→ **Problem to solve**: Continue the news report below about the federal judge's ruling against the Title 42 border policy, starting after its final sentence.

→ **Passage**:
[Start of section]

Washington (AFP) - A US federal judge ruled Tuesday that the government could not use public health rules to block the entry of asylum-seeking migrants, marking the apparent end of a controversial Donald Trump-era policy that has been criticized as cruel and ineffective.
Judge Emmet Sullivan said Title 42, which has been used to expel hundreds of thousands of people since being invoked in the early days of the Covid-19 pandemic, was an "arbitrary and capricious" policy that violated government procedures.
The Department of Homeland Security filed a stay motion asking that Tuesday's decision be suspended for five weeks, but stressed it was doing so as a transitional measure.
"The delay in implementation of the court's order will allow the government to prepare for an orderly transition to new policies at the border," a statement said.
"But to be clear, under the unopposed motion, Title 42 would remain in place for some period.During the period of this freeze, we will prepare for an orderly transition to new policies at the border."
The stay, until midnight on December 21, would give the government time to put in place tools to stem the flow of migrants at the southern border with Mexico, most of whom ask for asylum.

[End of section]

→ **Data under study**:

[Start of section]

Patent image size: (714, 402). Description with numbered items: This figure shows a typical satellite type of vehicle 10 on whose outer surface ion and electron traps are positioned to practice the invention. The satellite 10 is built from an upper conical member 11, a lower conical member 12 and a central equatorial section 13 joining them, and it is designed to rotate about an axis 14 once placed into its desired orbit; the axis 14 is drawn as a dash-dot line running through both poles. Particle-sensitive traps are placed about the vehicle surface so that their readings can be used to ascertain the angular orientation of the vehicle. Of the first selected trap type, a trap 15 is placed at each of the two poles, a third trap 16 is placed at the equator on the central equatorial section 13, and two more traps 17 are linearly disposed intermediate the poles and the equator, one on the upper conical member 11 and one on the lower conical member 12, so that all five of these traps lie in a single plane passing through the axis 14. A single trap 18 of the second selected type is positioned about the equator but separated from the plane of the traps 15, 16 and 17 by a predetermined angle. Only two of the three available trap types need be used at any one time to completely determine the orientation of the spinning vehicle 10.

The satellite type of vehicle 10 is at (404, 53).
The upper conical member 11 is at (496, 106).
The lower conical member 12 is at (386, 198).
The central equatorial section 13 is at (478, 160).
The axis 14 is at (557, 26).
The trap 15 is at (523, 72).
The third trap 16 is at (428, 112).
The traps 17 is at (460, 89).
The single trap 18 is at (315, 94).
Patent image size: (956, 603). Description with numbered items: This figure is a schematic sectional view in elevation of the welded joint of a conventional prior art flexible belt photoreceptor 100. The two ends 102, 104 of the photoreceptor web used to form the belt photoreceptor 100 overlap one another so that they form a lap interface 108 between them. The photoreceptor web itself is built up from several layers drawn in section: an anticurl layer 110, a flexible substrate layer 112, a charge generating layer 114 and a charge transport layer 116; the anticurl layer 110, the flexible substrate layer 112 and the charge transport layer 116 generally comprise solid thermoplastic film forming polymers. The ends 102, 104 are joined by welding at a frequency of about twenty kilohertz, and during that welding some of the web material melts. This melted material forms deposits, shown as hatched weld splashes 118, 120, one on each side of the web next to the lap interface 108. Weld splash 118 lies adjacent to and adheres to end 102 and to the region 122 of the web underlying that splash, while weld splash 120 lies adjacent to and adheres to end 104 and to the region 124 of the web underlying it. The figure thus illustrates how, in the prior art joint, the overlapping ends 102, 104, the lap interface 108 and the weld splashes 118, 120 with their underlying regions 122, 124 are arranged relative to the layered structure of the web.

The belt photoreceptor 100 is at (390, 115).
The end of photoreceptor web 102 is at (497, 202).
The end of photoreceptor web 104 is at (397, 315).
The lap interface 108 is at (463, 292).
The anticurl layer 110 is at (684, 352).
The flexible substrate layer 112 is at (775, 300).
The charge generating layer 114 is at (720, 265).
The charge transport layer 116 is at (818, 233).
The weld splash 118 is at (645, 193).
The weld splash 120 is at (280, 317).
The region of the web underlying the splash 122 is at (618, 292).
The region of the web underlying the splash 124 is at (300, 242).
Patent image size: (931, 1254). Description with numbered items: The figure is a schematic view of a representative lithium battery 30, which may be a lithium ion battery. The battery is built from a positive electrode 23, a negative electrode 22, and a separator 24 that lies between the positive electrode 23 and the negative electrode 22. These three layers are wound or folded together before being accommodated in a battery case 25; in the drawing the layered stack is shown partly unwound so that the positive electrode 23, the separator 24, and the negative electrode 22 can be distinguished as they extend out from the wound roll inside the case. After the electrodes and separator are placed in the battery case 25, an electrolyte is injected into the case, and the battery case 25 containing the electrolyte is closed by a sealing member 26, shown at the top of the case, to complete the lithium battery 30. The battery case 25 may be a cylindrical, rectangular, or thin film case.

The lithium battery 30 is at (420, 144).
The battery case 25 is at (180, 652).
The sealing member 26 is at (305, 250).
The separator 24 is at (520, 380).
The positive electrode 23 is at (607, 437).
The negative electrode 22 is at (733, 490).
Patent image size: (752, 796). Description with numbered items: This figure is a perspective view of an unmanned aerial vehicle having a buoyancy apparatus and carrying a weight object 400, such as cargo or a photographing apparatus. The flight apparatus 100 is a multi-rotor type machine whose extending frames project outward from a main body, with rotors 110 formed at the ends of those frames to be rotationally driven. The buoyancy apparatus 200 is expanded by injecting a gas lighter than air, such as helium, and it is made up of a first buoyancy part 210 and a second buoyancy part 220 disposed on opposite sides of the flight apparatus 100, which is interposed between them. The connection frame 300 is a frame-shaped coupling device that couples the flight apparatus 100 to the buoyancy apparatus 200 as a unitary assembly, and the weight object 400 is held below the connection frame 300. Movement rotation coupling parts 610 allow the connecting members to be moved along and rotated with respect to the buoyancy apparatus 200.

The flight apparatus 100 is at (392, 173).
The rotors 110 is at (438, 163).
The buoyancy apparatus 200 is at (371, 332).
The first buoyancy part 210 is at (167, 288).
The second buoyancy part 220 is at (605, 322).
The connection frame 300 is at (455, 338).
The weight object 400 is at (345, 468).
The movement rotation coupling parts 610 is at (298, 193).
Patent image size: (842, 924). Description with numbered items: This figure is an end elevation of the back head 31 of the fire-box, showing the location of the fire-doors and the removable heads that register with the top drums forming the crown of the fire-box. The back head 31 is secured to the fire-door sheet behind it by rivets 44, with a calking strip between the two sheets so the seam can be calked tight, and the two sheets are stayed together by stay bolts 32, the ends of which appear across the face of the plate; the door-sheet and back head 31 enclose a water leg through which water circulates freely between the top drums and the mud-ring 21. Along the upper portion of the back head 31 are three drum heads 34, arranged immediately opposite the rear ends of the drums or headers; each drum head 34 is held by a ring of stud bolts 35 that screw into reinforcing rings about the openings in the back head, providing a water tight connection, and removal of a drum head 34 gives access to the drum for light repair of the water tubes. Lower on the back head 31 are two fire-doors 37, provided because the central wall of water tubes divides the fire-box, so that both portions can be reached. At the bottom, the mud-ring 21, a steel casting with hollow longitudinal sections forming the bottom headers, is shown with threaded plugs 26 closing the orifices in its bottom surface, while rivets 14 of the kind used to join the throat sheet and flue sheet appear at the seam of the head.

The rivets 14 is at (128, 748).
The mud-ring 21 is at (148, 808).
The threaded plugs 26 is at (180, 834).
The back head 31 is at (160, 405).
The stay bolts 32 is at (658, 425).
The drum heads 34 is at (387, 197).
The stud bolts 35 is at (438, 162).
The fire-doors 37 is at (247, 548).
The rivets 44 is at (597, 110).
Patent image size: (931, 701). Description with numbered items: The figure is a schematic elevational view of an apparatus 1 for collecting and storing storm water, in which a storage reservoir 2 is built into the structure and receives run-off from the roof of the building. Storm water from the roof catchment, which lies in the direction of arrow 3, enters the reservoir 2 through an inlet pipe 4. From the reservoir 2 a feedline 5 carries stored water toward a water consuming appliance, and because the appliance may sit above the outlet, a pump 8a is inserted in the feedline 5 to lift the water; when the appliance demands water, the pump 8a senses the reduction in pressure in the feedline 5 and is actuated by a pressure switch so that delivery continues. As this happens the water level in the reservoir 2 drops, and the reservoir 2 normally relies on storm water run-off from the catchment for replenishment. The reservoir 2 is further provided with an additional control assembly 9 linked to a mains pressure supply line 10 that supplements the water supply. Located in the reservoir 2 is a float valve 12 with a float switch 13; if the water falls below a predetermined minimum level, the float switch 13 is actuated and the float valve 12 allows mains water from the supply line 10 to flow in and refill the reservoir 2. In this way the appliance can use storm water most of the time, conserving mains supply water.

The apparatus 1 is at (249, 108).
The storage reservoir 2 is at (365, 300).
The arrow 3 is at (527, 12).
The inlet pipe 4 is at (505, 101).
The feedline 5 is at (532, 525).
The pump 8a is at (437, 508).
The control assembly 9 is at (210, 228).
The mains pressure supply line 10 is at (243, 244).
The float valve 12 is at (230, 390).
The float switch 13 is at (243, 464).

[End of section]

→ **Task response**:
The ballooning numbers at the border -- more than 200,000 have been interdicted each month this year -- is an increasing political headache for President Joe Biden and his Democratic Party, who the Republicans have repeatedly sought to paint as soft on illegal immigration.
Before the ruling, newly re-elected Texas Governor Greg Abbott, a Republican immigration hardliner, took to Twitter to say that he was deploying the national guard and gunboats to turn back migrants.
"I invoked the Invasion Clauses of the US & Texas Constitutions to fully authorize Texas to take unprecedented measures to defend our state against an invasion," he tweeted.
Those clauses, he said, would allow him to "build a border wall" and "designate Mexican drug cartels as foreign terrorist organizations."
'Huge victory'
Tuesday's ruling came after a lawsuit brought in January by the American Civil Liberties Union, which accused the Department of Homeland Security and Border Patrol of "summary expulsion" of vulnerable families seeking asylum who showed no signs of Covid infection.
"This is a huge victory and one that literally has life-and-death stakes," said ACLU attorney Lee Gelernt, who led the lawsuit.
"We have said all along that using Title 42 against asylum seekers was inhumane and driven purely by politics.Hopefully this ruling will end this horrific policy once and for all," he said in a statement.
The ruling came six months after a Louisiana judge ruled in a separate suit that Biden's administration, which inherited the Title 42 policy from Donald Trump, could not drop it.
The judge in that case said ending the use of Title 42 rule would violate official government procedures.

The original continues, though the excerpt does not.